§ Trecho fornecido:
—————
Xavier mete-se no bote que havia reconhecido os navios portugueses e dirige-se para bordo deles. Os capitães apenas descobriram o santo Padre, viraram de bordo, aproaram para o bote, recebem-no com veneração e põem-se à sua disposição, eles, seus navios e suas equipagens, para o serviço de Deus e do rei.

Foram recebidos com entusiásticas aclamações do povo, e no seguinte dia de manhã, 25 de Outubro, logo que Xavier enviou ao almirante Deza o estandarte que haura benzido, a esquadrilha levantou ferro e partiu.

Não seguiremos a armada, pois que Francisco Xavier renunciara a acompanhá-la; aguardaremos, pois, com ele em Malaca, a notícia do seu triunfo ou da sua derrota.
—————
§ Ação requerida 1:
No trecho sobre Francisco Xavier, em que dia a esquadrilha levantou ferro e partiu?
§ Ação requerida 2:
Reproduza literalmente o trecho sobre Francisco Xavier, de "Xavier mete-se no" até "ferro e partiu.".
§ Ação requerida 3:
Dê continuidade ao trecho sobre Francisco Xavier a partir da última frase apresentada.
O material não tem qualquer relação com o trecho sobre Francisco Xavier.

[Dados de previsão de caixas delimitadoras]
—————
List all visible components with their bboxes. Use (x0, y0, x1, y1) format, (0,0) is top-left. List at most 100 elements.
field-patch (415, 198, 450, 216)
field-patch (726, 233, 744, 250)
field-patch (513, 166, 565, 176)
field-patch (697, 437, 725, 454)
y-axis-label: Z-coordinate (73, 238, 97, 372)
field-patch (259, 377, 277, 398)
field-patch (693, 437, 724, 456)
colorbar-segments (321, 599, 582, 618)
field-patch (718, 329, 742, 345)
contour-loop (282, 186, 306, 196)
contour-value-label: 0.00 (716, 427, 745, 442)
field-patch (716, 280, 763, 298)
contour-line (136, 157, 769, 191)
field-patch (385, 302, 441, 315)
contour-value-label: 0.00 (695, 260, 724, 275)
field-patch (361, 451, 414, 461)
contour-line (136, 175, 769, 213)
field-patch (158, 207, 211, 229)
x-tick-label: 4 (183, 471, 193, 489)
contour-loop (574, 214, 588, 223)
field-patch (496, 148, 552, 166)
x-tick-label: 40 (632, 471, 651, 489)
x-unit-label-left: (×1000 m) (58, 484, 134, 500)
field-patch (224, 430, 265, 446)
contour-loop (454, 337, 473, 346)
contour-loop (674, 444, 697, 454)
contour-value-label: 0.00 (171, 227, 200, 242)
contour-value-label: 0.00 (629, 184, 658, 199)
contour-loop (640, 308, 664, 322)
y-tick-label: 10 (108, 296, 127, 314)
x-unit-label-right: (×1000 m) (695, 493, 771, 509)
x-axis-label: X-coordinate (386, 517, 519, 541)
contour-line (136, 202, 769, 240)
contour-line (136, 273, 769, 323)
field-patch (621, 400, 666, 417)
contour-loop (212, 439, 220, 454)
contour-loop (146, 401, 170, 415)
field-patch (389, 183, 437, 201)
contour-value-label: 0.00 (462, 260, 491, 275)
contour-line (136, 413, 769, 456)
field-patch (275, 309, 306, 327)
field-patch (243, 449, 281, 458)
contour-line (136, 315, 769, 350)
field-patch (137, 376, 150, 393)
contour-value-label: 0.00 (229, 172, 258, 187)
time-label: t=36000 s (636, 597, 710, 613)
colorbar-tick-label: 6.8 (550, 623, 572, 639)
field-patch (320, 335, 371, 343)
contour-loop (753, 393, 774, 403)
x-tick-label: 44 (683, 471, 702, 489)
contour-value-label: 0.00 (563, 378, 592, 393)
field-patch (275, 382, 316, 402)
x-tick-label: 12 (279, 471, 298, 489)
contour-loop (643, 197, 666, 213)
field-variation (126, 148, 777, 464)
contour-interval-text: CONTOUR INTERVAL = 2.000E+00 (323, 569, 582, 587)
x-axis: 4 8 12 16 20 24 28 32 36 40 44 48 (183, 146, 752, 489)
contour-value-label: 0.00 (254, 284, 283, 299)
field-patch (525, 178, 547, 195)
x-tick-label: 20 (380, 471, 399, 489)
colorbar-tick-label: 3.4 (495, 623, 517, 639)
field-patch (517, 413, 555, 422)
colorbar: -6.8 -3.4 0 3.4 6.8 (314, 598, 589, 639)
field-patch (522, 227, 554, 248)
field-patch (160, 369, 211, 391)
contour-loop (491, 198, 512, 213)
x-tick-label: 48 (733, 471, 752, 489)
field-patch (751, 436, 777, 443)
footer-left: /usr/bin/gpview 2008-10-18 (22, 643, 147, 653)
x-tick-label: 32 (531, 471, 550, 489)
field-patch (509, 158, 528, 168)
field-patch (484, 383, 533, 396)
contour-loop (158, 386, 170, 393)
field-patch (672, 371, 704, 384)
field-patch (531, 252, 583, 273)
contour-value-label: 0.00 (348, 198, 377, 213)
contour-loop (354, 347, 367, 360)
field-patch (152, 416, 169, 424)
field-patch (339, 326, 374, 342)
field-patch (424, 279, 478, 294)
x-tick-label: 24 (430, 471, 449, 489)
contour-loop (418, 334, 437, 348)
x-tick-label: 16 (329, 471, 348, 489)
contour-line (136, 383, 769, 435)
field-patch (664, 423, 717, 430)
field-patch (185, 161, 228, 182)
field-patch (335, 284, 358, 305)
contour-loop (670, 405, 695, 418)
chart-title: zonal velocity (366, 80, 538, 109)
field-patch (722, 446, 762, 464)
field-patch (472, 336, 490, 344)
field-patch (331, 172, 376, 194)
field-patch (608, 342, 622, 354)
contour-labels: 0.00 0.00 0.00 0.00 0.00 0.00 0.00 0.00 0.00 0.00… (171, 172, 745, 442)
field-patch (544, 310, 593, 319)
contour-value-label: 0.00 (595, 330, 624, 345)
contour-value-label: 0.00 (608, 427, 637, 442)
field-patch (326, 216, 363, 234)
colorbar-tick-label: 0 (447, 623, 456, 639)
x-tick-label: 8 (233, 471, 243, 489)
—————
§ Resposta 1:
Na manhã de 25 de Outubro.

§ Resposta 2:
Xavier mete-se no bote que havia reconhecido os navios portugueses e dirige-se para bordo deles. Os capitães apenas descobriram o santo Padre, viraram de bordo, aproaram para o bote, recebem-no com veneração e põem-se à sua disposição, eles, seus navios e suas equipagens, para o serviço de Deus e do rei.

Foram recebidos com entusiásticas aclamações do povo, e no seguinte dia de manhã, 25 de Outubro, logo que Xavier enviou ao almirante Deza o estandarte que haura benzido, a esquadrilha levantou ferro e partiu.

§ Resposta 3:
Um mês depois da partida da esquadra, não se tinham recebido senão notícias indiretas, umas mais assustadoras do que outras; o nosso Santo animava a todos e prometia o mais feliz resultado. Contudo os dias sucediam-se naquela mortal incerteza para as famílias, e aquele povo, sempre pronto a voltar-se para qualquer lado, começava a queixar-se de Xavier; muitos portugueses foram até fazer em sua presencia insultantes censuras; porém o angélico Padre respondia àqueles insultos com as mais suaves e humildes palavras, acrescentando.

- Eu vos repito, porque tenho a certeza, que a esquadra voltará triunfante.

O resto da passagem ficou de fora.